> Exercise directions:
From the listing below, select every line where the word "lambda" appears.
======== Records to use
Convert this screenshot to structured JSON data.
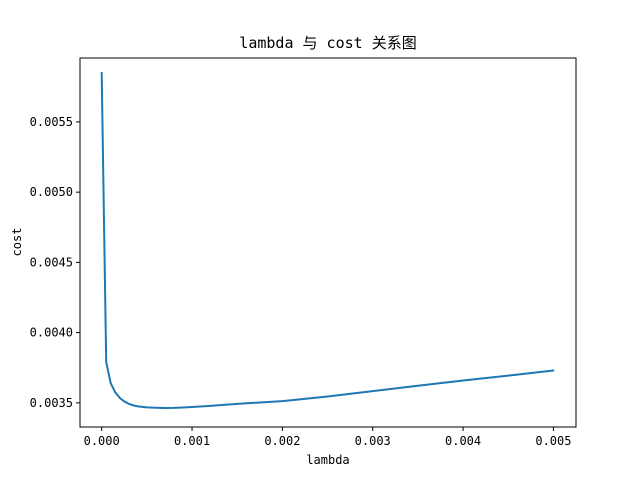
{
  "chart_data": {
    "type": "line",
    "title": "lambda 与 cost 关系图",
    "xlabel": "lambda",
    "ylabel": "cost",
    "xlim": [
      -0.00024,
      0.00525
    ],
    "ylim": [
      0.003328,
      0.005955
    ],
    "xticks": [
      0.0,
      0.001,
      0.002,
      0.003,
      0.004,
      0.005
    ],
    "xtick_labels": [
      "0.000",
      "0.001",
      "0.002",
      "0.003",
      "0.004",
      "0.005"
    ],
    "yticks": [
      0.0035,
      0.004,
      0.0045,
      0.005,
      0.0055
    ],
    "ytick_labels": [
      "0.0035",
      "0.0040",
      "0.0045",
      "0.0050",
      "0.0055"
    ],
    "grid": false,
    "legend": false,
    "colors": {
      "line": "#1f77b4",
      "axes": "#000000",
      "background": "#ffffff"
    },
    "series": [
      {
        "x": [
          0.0,
          5e-05,
          0.0001,
          0.00015,
          0.0002,
          0.00025,
          0.0003,
          0.00035,
          0.0004,
          0.0005,
          0.0006,
          0.0007,
          0.0008,
          0.0009,
          0.001,
          0.0012,
          0.0015,
          0.002,
          0.0025,
          0.003,
          0.0035,
          0.004,
          0.0045,
          0.005
        ],
        "y": [
          0.00585,
          0.00379,
          0.00364,
          0.003575,
          0.003535,
          0.00351,
          0.003493,
          0.003482,
          0.003475,
          0.003468,
          0.003465,
          0.003463,
          0.003464,
          0.003467,
          0.00347,
          0.003478,
          0.003493,
          0.003512,
          0.003545,
          0.003583,
          0.003622,
          0.003659,
          0.003694,
          0.00373
        ]
      }
    ]
  }
}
================
> Answer in full:
    "title": "lambda 与 cost 关系图",
    "xlabel": "lambda",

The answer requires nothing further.